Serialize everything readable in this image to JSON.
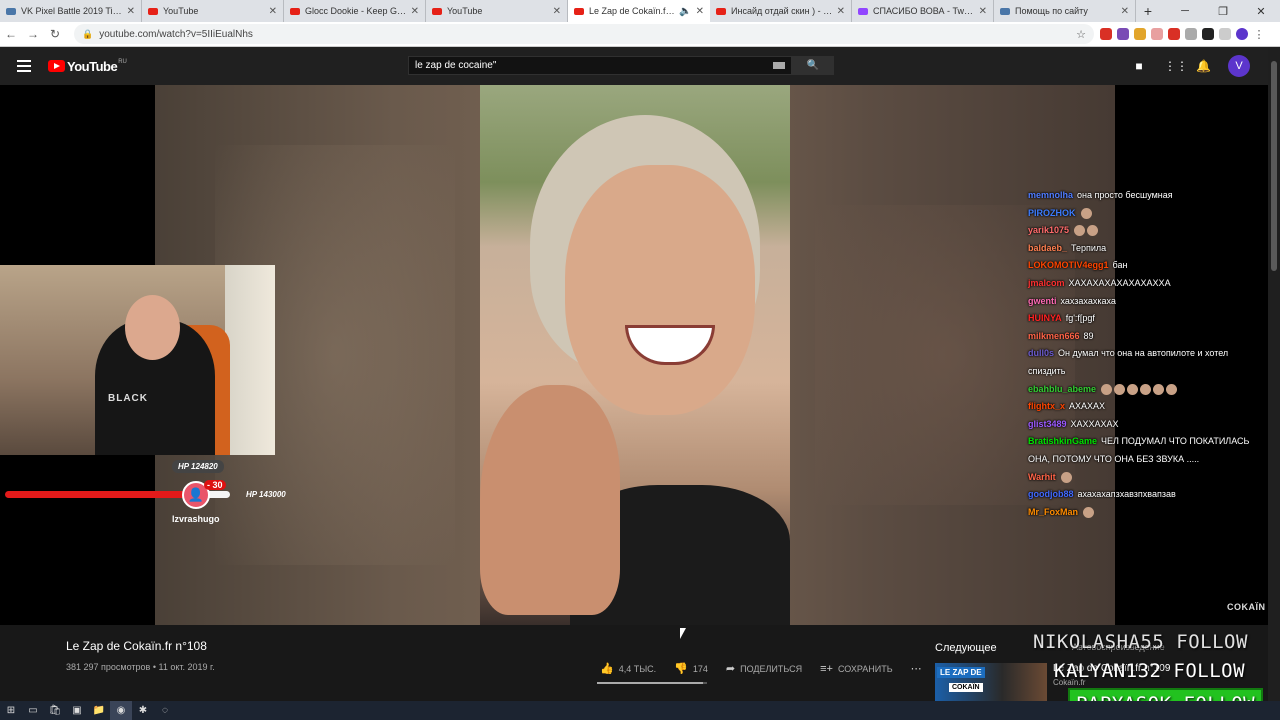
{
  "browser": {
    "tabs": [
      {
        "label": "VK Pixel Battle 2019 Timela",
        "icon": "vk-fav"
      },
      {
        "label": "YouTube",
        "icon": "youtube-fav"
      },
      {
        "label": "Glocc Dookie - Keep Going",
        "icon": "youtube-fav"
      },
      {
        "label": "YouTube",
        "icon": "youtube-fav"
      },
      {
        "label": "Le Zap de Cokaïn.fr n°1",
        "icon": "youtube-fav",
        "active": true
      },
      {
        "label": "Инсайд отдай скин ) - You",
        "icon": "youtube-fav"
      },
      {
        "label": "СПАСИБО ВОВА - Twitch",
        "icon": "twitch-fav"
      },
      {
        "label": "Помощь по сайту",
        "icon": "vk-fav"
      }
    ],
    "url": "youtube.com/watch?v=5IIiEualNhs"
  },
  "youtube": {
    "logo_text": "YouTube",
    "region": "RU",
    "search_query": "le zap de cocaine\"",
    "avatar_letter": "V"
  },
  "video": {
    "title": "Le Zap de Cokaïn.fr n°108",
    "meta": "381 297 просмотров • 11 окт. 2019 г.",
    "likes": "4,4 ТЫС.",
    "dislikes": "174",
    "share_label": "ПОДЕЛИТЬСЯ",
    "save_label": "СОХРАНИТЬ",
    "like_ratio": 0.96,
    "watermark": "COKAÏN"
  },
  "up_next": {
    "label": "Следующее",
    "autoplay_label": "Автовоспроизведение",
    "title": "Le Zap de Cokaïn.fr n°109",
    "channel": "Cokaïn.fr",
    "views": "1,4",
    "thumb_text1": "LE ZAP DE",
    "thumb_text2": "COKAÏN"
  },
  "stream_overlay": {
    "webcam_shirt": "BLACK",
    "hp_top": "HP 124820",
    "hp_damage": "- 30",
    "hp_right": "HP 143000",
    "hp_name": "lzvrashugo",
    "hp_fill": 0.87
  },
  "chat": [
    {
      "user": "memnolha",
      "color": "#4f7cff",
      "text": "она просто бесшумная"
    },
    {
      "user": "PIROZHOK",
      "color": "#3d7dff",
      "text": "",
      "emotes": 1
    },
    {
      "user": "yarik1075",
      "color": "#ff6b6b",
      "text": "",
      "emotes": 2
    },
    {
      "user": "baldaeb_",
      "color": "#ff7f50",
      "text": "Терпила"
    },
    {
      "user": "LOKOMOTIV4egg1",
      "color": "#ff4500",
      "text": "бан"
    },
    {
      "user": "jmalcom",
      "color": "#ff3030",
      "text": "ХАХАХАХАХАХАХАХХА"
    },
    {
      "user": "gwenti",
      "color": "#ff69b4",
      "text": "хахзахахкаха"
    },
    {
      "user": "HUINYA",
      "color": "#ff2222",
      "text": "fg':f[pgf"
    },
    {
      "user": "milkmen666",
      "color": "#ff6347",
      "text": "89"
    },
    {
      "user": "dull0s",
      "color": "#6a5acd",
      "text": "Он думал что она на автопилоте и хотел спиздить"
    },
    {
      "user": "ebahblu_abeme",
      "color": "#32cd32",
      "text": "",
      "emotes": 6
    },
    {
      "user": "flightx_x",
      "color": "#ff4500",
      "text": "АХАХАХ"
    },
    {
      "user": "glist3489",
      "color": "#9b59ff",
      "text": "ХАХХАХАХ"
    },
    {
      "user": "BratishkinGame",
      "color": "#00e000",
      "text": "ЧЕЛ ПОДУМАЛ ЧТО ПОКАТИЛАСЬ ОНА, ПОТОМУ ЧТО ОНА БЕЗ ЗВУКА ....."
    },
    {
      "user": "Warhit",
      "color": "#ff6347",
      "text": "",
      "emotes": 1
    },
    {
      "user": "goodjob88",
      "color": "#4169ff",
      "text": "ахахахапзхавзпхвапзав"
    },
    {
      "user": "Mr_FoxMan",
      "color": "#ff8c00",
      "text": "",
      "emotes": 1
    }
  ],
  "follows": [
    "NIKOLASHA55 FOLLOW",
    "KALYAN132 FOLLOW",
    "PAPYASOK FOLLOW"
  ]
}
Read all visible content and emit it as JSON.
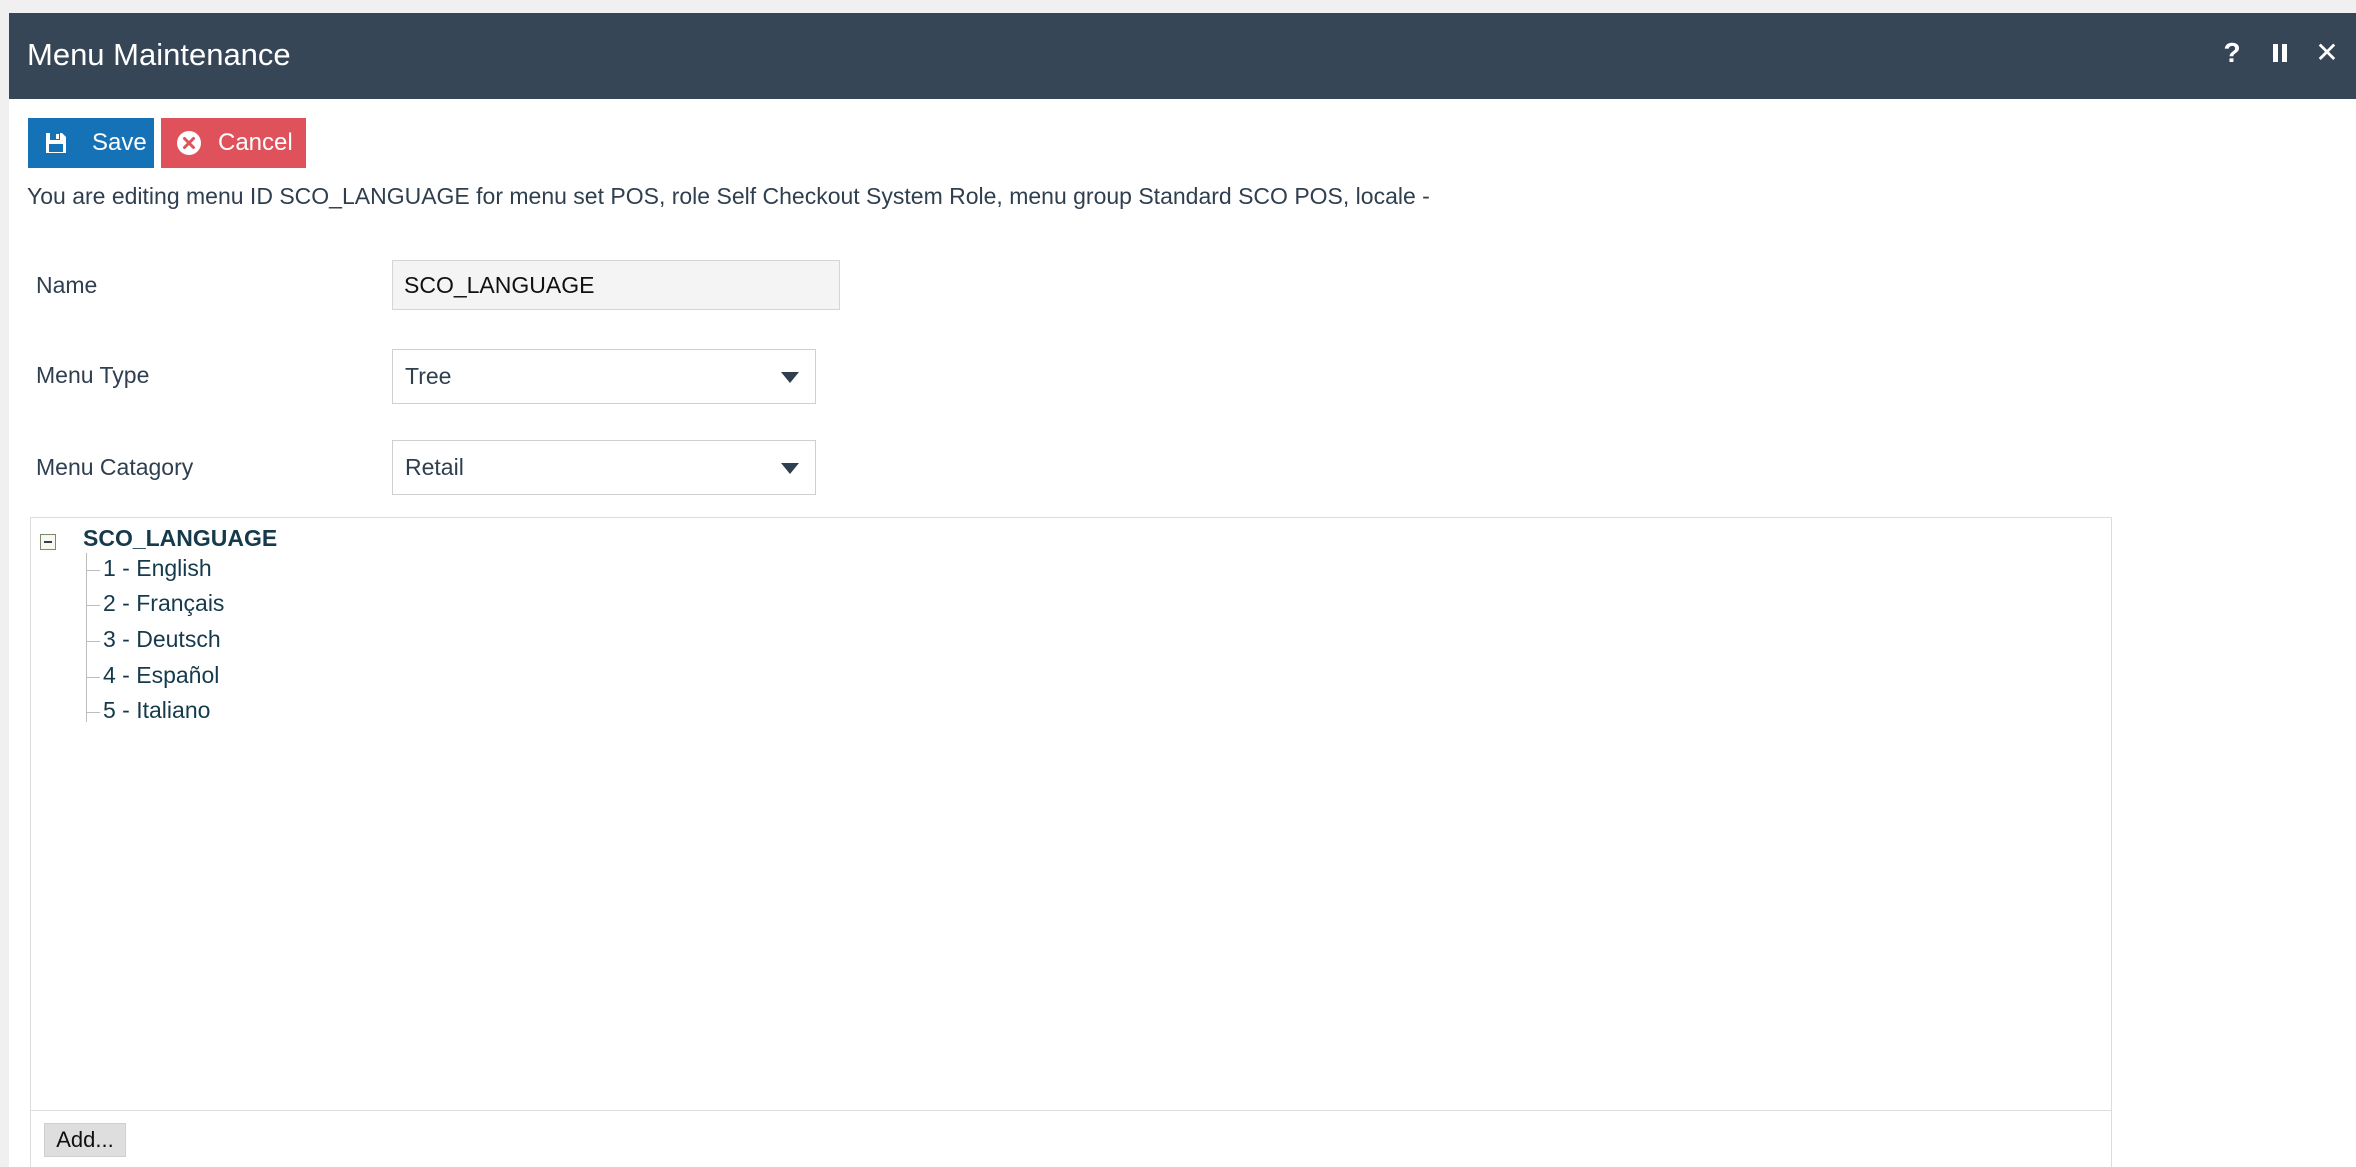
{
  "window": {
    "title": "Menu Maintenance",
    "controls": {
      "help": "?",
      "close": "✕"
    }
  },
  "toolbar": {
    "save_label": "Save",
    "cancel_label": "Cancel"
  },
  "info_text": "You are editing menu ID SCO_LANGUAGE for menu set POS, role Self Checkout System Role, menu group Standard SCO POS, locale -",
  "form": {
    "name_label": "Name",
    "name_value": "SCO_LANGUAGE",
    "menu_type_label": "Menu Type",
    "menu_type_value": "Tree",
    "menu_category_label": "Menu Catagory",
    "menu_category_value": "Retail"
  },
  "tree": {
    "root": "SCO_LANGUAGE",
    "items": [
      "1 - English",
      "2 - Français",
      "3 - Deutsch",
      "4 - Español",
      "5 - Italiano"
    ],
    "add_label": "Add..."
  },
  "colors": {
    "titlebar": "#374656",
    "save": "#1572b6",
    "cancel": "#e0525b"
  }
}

§ **WHAT TO DO**
Repeat the entries exactly and keep the pictures out of the copy.

§ **RESULT OF THIS TASK**
Serialize everything readable in this image to JSON.
{
  "browser": {
    "tabs": [
      {
        "label": "VK Pixel Battle 2019 Timela",
        "icon": "vk-fav"
      },
      {
        "label": "YouTube",
        "icon": "youtube-fav"
      },
      {
        "label": "Glocc Dookie - Keep Going",
        "icon": "youtube-fav"
      },
      {
        "label": "YouTube",
        "icon": "youtube-fav"
      },
      {
        "label": "Le Zap de Cokaïn.fr n°1",
        "icon": "youtube-fav",
        "active": true
      },
      {
        "label": "Инсайд отдай скин ) - You",
        "icon": "youtube-fav"
      },
      {
        "label": "СПАСИБО ВОВА - Twitch",
        "icon": "twitch-fav"
      },
      {
        "label": "Помощь по сайту",
        "icon": "vk-fav"
      }
    ],
    "url": "youtube.com/watch?v=5IIiEualNhs"
  },
  "youtube": {
    "logo_text": "YouTube",
    "region": "RU",
    "search_query": "le zap de cocaine\"",
    "avatar_letter": "V"
  },
  "video": {
    "title": "Le Zap de Cokaïn.fr n°108",
    "meta": "381 297 просмотров • 11 окт. 2019 г.",
    "likes": "4,4 ТЫС.",
    "dislikes": "174",
    "share_label": "ПОДЕЛИТЬСЯ",
    "save_label": "СОХРАНИТЬ",
    "like_ratio": 0.96,
    "watermark": "COKAÏN"
  },
  "up_next": {
    "label": "Следующее",
    "autoplay_label": "Автовоспроизведение",
    "title": "Le Zap de Cokaïn.fr n°109",
    "channel": "Cokaïn.fr",
    "views": "1,4",
    "thumb_text1": "LE ZAP DE",
    "thumb_text2": "COKAÏN"
  },
  "stream_overlay": {
    "webcam_shirt": "BLACK",
    "hp_top": "HP 124820",
    "hp_damage": "- 30",
    "hp_right": "HP 143000",
    "hp_name": "lzvrashugo",
    "hp_fill": 0.87
  },
  "chat": [
    {
      "user": "memnolha",
      "color": "#4f7cff",
      "text": "она просто бесшумная"
    },
    {
      "user": "PIROZHOK",
      "color": "#3d7dff",
      "text": "",
      "emotes": 1
    },
    {
      "user": "yarik1075",
      "color": "#ff6b6b",
      "text": "",
      "emotes": 2
    },
    {
      "user": "baldaeb_",
      "color": "#ff7f50",
      "text": "Терпила"
    },
    {
      "user": "LOKOMOTIV4egg1",
      "color": "#ff4500",
      "text": "бан"
    },
    {
      "user": "jmalcom",
      "color": "#ff3030",
      "text": "ХАХАХАХАХАХАХАХХА"
    },
    {
      "user": "gwenti",
      "color": "#ff69b4",
      "text": "хахзахахкаха"
    },
    {
      "user": "HUINYA",
      "color": "#ff2222",
      "text": "fg':f[pgf"
    },
    {
      "user": "milkmen666",
      "color": "#ff6347",
      "text": "89"
    },
    {
      "user": "dull0s",
      "color": "#6a5acd",
      "text": "Он думал что она на автопилоте и хотел спиздить"
    },
    {
      "user": "ebahblu_abeme",
      "color": "#32cd32",
      "text": "",
      "emotes": 6
    },
    {
      "user": "flightx_x",
      "color": "#ff4500",
      "text": "АХАХАХ"
    },
    {
      "user": "glist3489",
      "color": "#9b59ff",
      "text": "ХАХХАХАХ"
    },
    {
      "user": "BratishkinGame",
      "color": "#00e000",
      "text": "ЧЕЛ ПОДУМАЛ ЧТО ПОКАТИЛАСЬ ОНА, ПОТОМУ ЧТО ОНА БЕЗ ЗВУКА ....."
    },
    {
      "user": "Warhit",
      "color": "#ff6347",
      "text": "",
      "emotes": 1
    },
    {
      "user": "goodjob88",
      "color": "#4169ff",
      "text": "ахахахапзхавзпхвапзав"
    },
    {
      "user": "Mr_FoxMan",
      "color": "#ff8c00",
      "text": "",
      "emotes": 1
    }
  ],
  "follows": [
    "NIKOLASHA55 FOLLOW",
    "KALYAN132 FOLLOW",
    "PAPYASOK FOLLOW"
  ]
}
Read all visible content and emit it as JSON.
{
  "window": {
    "title": "Menu Maintenance",
    "controls": {
      "help": "?",
      "close": "✕"
    }
  },
  "toolbar": {
    "save_label": "Save",
    "cancel_label": "Cancel"
  },
  "info_text": "You are editing menu ID SCO_LANGUAGE for menu set POS, role Self Checkout System Role, menu group Standard SCO POS, locale -",
  "form": {
    "name_label": "Name",
    "name_value": "SCO_LANGUAGE",
    "menu_type_label": "Menu Type",
    "menu_type_value": "Tree",
    "menu_category_label": "Menu Catagory",
    "menu_category_value": "Retail"
  },
  "tree": {
    "root": "SCO_LANGUAGE",
    "items": [
      "1 - English",
      "2 - Français",
      "3 - Deutsch",
      "4 - Español",
      "5 - Italiano"
    ],
    "add_label": "Add..."
  },
  "colors": {
    "titlebar": "#374656",
    "save": "#1572b6",
    "cancel": "#e0525b"
  }
}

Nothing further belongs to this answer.